What the task requires:
Extract the listing below in full, unchanged.

Data excerpts:
━━━━━━

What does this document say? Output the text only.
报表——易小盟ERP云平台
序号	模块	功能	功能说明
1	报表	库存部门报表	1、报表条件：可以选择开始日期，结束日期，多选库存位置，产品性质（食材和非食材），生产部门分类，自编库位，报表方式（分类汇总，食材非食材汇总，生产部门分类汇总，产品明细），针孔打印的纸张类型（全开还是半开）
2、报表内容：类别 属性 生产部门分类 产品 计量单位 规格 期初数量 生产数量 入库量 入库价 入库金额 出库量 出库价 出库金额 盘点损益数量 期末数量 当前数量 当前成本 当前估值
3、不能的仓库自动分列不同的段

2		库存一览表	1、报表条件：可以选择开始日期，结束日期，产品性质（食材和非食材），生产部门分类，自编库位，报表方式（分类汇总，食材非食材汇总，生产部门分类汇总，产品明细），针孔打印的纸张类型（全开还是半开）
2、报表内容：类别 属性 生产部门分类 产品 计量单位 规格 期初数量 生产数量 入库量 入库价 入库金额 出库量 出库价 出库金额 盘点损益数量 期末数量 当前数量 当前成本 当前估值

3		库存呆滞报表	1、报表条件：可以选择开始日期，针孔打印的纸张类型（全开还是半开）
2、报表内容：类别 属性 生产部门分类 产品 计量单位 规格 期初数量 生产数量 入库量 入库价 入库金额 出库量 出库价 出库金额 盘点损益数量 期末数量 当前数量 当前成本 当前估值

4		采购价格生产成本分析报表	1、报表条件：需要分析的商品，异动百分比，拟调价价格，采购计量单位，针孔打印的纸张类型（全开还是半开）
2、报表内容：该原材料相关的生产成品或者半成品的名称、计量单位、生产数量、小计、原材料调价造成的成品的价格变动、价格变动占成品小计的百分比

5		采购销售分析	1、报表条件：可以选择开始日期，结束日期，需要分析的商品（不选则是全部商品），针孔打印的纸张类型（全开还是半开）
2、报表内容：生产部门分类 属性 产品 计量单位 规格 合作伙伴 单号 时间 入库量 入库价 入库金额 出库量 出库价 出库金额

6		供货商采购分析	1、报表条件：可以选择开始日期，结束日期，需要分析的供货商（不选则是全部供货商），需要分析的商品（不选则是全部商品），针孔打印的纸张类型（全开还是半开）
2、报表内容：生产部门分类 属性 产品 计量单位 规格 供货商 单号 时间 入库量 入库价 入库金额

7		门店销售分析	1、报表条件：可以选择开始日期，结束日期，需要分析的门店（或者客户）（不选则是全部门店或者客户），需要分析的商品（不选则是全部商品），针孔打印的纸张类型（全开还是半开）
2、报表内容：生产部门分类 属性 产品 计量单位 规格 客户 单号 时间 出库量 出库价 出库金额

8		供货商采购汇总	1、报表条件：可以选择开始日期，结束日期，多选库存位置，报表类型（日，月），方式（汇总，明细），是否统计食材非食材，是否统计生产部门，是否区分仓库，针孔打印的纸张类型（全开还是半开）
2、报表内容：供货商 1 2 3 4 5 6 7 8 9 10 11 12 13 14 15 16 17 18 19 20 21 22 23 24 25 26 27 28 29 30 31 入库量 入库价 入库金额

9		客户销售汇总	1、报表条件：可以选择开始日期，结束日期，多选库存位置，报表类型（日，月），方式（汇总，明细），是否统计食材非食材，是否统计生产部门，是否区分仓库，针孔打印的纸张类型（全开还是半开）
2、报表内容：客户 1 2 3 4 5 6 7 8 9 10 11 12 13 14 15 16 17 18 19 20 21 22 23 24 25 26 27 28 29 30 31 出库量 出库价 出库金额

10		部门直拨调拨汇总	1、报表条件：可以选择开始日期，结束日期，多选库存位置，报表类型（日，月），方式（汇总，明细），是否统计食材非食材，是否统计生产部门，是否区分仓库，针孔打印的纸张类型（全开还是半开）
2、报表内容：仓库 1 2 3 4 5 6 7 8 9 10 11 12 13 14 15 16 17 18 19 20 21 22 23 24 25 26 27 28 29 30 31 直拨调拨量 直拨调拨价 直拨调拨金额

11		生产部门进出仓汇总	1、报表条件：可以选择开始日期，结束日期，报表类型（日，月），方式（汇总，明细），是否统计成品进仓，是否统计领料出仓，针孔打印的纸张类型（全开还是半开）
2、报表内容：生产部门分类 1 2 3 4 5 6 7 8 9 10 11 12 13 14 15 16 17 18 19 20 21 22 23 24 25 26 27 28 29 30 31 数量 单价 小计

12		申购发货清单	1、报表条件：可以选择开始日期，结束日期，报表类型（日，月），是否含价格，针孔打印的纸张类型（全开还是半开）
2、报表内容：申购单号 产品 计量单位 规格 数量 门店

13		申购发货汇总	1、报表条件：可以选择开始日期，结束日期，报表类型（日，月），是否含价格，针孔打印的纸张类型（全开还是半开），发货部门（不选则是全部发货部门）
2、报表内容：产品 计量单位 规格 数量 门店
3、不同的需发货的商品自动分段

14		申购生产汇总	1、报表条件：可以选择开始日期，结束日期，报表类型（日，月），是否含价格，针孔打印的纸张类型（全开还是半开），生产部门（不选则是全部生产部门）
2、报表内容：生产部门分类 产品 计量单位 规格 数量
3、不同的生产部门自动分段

━━━━━━

Exercise result:
What does this document say? Output the text only.
报表——易小盟ERP云平台
序号	模块	功能	功能说明
1	报表	库存部门报表	1、报表条件：可以选择开始日期，结束日期，多选库存位置，产品性质（食材和非食材），生产部门分类，自编库位，报表方式（分类汇总，食材非食材汇总，生产部门分类汇总，产品明细），针孔打印的纸张类型（全开还是半开）
2、报表内容：类别 属性 生产部门分类 产品 计量单位 规格 期初数量 生产数量 入库量 入库价 入库金额 出库量 出库价 出库金额 盘点损益数量 期末数量 当前数量 当前成本 当前估值
3、不能的仓库自动分列不同的段

2		库存一览表	1、报表条件：可以选择开始日期，结束日期，产品性质（食材和非食材），生产部门分类，自编库位，报表方式（分类汇总，食材非食材汇总，生产部门分类汇总，产品明细），针孔打印的纸张类型（全开还是半开）
2、报表内容：类别 属性 生产部门分类 产品 计量单位 规格 期初数量 生产数量 入库量 入库价 入库金额 出库量 出库价 出库金额 盘点损益数量 期末数量 当前数量 当前成本 当前估值

3		库存呆滞报表	1、报表条件：可以选择开始日期，针孔打印的纸张类型（全开还是半开）
2、报表内容：类别 属性 生产部门分类 产品 计量单位 规格 期初数量 生产数量 入库量 入库价 入库金额 出库量 出库价 出库金额 盘点损益数量 期末数量 当前数量 当前成本 当前估值

4		采购价格生产成本分析报表	1、报表条件：需要分析的商品，异动百分比，拟调价价格，采购计量单位，针孔打印的纸张类型（全开还是半开）
2、报表内容：该原材料相关的生产成品或者半成品的名称、计量单位、生产数量、小计、原材料调价造成的成品的价格变动、价格变动占成品小计的百分比

5		采购销售分析	1、报表条件：可以选择开始日期，结束日期，需要分析的商品（不选则是全部商品），针孔打印的纸张类型（全开还是半开）
2、报表内容：生产部门分类 属性 产品 计量单位 规格 合作伙伴 单号 时间 入库量 入库价 入库金额 出库量 出库价 出库金额

6		供货商采购分析	1、报表条件：可以选择开始日期，结束日期，需要分析的供货商（不选则是全部供货商），需要分析的商品（不选则是全部商品），针孔打印的纸张类型（全开还是半开）
2、报表内容：生产部门分类 属性 产品 计量单位 规格 供货商 单号 时间 入库量 入库价 入库金额

7		门店销售分析	1、报表条件：可以选择开始日期，结束日期，需要分析的门店（或者客户）（不选则是全部门店或者客户），需要分析的商品（不选则是全部商品），针孔打印的纸张类型（全开还是半开）
2、报表内容：生产部门分类 属性 产品 计量单位 规格 客户 单号 时间 出库量 出库价 出库金额

8		供货商采购汇总	1、报表条件：可以选择开始日期，结束日期，多选库存位置，报表类型（日，月），方式（汇总，明细），是否统计食材非食材，是否统计生产部门，是否区分仓库，针孔打印的纸张类型（全开还是半开）
2、报表内容：供货商 1 2 3 4 5 6 7 8 9 10 11 12 13 14 15 16 17 18 19 20 21 22 23 24 25 26 27 28 29 30 31 入库量 入库价 入库金额

9		客户销售汇总	1、报表条件：可以选择开始日期，结束日期，多选库存位置，报表类型（日，月），方式（汇总，明细），是否统计食材非食材，是否统计生产部门，是否区分仓库，针孔打印的纸张类型（全开还是半开）
2、报表内容：客户 1 2 3 4 5 6 7 8 9 10 11 12 13 14 15 16 17 18 19 20 21 22 23 24 25 26 27 28 29 30 31 出库量 出库价 出库金额

10		部门直拨调拨汇总	1、报表条件：可以选择开始日期，结束日期，多选库存位置，报表类型（日，月），方式（汇总，明细），是否统计食材非食材，是否统计生产部门，是否区分仓库，针孔打印的纸张类型（全开还是半开）
2、报表内容：仓库 1 2 3 4 5 6 7 8 9 10 11 12 13 14 15 16 17 18 19 20 21 22 23 24 25 26 27 28 29 30 31 直拨调拨量 直拨调拨价 直拨调拨金额

11		生产部门进出仓汇总	1、报表条件：可以选择开始日期，结束日期，报表类型（日，月），方式（汇总，明细），是否统计成品进仓，是否统计领料出仓，针孔打印的纸张类型（全开还是半开）
2、报表内容：生产部门分类 1 2 3 4 5 6 7 8 9 10 11 12 13 14 15 16 17 18 19 20 21 22 23 24 25 26 27 28 29 30 31 数量 单价 小计

12		申购发货清单	1、报表条件：可以选择开始日期，结束日期，报表类型（日，月），是否含价格，针孔打印的纸张类型（全开还是半开）
2、报表内容：申购单号 产品 计量单位 规格 数量 门店

13		申购发货汇总	1、报表条件：可以选择开始日期，结束日期，报表类型（日，月），是否含价格，针孔打印的纸张类型（全开还是半开），发货部门（不选则是全部发货部门）
2、报表内容：产品 计量单位 规格 数量 门店
3、不同的需发货的商品自动分段

14		申购生产汇总	1、报表条件：可以选择开始日期，结束日期，报表类型（日，月），是否含价格，针孔打印的纸张类型（全开还是半开），生产部门（不选则是全部生产部门）
2、报表内容：生产部门分类 产品 计量单位 规格 数量
3、不同的生产部门自动分段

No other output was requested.